*Exercise objective*: Find how many lines in the data below mention "this". Give the number only.

(Dataset items)
□ □ □ □ □ □ □
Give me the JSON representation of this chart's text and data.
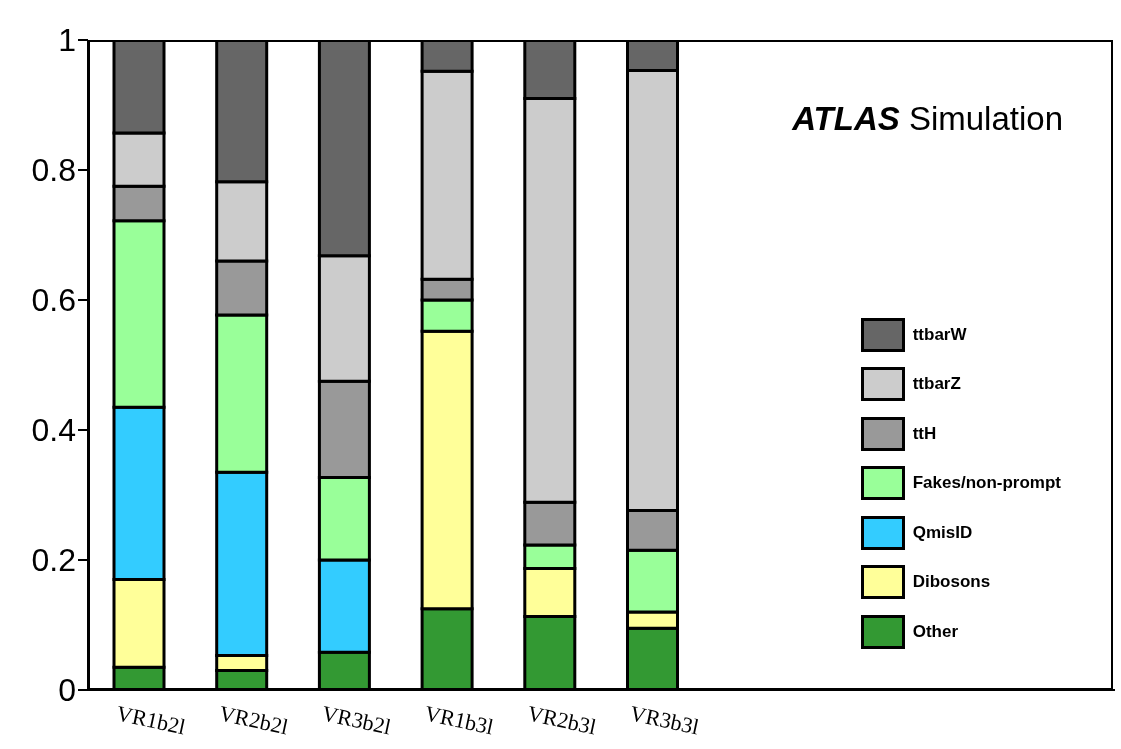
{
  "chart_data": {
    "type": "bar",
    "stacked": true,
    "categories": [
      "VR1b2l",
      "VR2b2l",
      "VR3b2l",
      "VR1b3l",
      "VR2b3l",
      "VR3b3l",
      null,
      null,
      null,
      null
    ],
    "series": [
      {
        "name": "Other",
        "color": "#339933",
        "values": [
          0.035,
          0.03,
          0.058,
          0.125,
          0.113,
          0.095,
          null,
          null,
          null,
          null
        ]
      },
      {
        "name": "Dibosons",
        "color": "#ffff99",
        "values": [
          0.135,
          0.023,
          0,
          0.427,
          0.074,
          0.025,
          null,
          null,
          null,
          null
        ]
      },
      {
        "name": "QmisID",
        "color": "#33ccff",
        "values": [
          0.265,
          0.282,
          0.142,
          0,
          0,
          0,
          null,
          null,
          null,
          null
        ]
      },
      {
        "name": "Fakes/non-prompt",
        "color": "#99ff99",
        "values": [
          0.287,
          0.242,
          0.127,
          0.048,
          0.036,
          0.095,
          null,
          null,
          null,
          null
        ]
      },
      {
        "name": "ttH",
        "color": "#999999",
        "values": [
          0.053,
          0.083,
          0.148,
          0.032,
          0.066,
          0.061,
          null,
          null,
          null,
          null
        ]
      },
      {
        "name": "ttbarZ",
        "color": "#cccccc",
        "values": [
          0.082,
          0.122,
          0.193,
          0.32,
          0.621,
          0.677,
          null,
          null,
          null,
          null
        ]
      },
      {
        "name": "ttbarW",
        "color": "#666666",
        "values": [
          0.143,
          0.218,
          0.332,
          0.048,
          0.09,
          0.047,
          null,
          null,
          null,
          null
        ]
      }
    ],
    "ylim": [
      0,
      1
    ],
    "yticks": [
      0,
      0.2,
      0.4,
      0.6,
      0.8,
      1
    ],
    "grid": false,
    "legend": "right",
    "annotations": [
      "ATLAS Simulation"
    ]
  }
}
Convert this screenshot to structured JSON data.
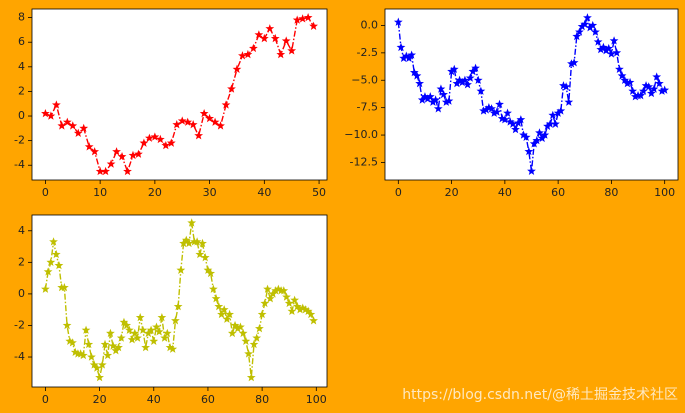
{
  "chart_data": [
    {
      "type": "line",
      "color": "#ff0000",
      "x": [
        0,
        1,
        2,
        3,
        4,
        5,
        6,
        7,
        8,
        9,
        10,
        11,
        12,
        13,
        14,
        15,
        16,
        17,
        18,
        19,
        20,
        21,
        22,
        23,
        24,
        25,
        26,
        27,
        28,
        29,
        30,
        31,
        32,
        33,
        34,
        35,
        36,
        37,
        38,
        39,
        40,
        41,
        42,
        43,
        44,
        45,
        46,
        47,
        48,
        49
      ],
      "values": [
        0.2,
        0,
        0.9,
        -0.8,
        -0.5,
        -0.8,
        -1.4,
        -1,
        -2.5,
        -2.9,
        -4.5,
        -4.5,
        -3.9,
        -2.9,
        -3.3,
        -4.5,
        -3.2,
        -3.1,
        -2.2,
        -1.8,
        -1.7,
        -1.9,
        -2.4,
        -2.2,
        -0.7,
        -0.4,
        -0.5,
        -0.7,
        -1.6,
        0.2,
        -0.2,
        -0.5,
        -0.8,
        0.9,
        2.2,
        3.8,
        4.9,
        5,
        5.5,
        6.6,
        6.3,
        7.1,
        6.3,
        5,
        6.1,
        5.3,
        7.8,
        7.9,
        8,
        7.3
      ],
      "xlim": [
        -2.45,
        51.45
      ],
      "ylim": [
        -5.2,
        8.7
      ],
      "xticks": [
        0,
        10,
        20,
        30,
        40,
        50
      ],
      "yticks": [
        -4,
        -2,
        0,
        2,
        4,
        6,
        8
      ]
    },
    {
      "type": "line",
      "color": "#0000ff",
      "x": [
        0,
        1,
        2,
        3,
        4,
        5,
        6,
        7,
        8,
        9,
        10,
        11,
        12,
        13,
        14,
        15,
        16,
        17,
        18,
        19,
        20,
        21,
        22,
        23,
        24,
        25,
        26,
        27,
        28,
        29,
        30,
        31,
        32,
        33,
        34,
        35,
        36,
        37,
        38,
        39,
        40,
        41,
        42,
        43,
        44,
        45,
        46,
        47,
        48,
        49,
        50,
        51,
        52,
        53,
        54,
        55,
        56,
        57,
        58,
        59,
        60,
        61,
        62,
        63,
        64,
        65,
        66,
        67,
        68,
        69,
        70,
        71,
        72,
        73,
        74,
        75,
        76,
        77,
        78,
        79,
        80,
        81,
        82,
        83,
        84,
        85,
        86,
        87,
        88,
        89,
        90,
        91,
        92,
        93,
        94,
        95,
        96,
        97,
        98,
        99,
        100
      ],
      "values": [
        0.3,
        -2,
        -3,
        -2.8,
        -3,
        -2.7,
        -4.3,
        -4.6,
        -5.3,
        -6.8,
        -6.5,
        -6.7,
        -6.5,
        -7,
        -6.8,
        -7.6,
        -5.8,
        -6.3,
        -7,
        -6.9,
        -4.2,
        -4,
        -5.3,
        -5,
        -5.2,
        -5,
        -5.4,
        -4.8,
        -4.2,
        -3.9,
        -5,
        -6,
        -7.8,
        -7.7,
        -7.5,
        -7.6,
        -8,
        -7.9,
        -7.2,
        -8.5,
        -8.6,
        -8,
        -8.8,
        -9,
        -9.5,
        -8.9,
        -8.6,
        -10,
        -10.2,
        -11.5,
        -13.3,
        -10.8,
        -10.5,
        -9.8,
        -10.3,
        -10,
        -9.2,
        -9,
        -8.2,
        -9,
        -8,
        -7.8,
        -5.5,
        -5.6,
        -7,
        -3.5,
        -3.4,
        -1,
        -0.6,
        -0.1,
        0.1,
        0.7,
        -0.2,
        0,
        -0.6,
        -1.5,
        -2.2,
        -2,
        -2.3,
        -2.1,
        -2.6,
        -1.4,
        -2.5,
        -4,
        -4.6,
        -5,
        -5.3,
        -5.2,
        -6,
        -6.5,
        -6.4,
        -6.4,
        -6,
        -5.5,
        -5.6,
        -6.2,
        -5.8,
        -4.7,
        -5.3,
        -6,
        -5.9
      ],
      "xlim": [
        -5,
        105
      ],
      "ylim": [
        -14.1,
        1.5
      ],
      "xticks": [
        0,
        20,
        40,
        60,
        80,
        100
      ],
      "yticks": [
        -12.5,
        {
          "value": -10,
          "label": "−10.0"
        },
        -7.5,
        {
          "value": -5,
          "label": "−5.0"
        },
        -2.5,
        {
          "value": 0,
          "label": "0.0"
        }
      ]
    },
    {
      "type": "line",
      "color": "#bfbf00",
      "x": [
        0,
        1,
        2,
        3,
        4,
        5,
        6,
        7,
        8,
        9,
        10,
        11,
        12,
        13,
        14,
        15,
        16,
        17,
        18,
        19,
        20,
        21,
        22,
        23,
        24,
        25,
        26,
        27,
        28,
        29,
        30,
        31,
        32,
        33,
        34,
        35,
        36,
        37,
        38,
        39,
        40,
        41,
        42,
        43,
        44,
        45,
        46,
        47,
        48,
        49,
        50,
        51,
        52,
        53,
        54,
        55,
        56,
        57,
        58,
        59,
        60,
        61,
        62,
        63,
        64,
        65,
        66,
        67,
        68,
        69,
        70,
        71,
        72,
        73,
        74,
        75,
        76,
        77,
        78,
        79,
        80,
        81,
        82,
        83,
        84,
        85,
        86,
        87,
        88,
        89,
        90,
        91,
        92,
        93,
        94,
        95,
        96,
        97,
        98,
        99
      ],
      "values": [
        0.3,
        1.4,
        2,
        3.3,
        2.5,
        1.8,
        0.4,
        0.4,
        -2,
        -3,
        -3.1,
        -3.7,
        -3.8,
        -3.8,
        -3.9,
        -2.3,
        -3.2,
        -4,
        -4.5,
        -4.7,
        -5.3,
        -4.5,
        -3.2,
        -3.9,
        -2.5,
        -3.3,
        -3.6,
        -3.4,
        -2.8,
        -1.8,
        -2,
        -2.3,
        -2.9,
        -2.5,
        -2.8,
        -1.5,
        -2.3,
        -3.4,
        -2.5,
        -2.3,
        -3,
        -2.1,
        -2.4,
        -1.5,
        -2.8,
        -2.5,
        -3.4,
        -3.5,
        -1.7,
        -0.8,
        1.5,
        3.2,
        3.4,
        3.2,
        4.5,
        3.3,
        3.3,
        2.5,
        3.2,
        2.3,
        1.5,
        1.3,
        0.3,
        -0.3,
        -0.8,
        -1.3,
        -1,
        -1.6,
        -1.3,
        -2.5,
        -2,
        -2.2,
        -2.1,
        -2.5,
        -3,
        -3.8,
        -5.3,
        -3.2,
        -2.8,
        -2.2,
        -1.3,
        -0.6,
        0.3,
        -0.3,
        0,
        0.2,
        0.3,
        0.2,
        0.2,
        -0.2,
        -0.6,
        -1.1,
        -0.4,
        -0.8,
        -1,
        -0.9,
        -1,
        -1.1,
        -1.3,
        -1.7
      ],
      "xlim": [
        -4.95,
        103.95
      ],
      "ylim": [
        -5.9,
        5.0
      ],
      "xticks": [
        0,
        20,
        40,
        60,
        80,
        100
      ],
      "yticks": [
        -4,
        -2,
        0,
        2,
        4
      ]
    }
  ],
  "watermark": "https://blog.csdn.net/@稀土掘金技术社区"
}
□ □ □ □ □ □ □
*Problem solution*: 2